DO THIS
Examine each line of the data. Copy those that contain the string "fenntartható".

** Start RAW RECORDS **

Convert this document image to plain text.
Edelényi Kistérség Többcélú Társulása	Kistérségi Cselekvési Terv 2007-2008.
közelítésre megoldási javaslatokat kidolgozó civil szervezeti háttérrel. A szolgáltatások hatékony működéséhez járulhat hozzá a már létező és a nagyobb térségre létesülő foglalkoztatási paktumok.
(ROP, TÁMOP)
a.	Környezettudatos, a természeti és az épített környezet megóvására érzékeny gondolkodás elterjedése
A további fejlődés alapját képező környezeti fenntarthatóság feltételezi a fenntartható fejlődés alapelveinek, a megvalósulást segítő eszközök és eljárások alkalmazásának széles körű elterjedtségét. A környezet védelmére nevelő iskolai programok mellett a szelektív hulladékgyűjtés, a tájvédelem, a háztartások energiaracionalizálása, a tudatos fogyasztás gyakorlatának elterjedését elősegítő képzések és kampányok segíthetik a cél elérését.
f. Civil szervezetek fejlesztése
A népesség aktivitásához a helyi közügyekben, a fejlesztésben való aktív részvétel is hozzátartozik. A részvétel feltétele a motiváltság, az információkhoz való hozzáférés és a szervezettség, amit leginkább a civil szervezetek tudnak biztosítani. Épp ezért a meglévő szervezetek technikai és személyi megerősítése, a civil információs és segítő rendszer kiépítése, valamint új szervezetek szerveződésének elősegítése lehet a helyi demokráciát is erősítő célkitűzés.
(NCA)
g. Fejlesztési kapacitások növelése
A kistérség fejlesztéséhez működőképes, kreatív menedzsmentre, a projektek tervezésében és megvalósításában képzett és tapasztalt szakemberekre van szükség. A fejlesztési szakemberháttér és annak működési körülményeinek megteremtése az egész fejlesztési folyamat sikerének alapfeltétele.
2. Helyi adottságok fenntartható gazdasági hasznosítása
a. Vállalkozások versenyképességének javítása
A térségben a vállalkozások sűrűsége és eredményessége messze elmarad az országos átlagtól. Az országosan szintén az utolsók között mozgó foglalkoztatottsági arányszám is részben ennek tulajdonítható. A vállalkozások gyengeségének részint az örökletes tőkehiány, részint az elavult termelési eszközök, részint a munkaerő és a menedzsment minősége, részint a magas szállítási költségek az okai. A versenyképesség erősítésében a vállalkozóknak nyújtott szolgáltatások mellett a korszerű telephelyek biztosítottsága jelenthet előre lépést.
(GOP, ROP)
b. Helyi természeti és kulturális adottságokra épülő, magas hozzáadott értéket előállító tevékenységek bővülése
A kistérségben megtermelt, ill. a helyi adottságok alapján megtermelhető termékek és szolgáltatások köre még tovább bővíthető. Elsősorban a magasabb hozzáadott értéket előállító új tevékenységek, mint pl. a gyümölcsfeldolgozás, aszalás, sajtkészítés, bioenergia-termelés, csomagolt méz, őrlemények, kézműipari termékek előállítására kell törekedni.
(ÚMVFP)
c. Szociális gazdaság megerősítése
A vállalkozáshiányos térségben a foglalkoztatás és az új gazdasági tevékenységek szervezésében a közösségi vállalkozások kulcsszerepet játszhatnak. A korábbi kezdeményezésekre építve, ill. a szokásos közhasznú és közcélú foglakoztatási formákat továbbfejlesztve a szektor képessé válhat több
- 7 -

** End RAW RECORDS **

TASK ANSWER
A további fejlődés alapját képező környezeti fenntarthatóság feltételezi a fenntartható fejlődés alapelveinek, a megvalósulást segítő eszközök és eljárások alkalmazásának széles körű elterjedtségét. A környezet védelmére nevelő iskolai programok mellett a szelektív hulladékgyűjtés, a tájvédelem, a háztartások energiaracionalizálása, a tudatos fogyasztás gyakorlatának elterjedését elősegítő képzések és kampányok segíthetik a cél elérését.
2. Helyi adottságok fenntartható gazdasági hasznosítása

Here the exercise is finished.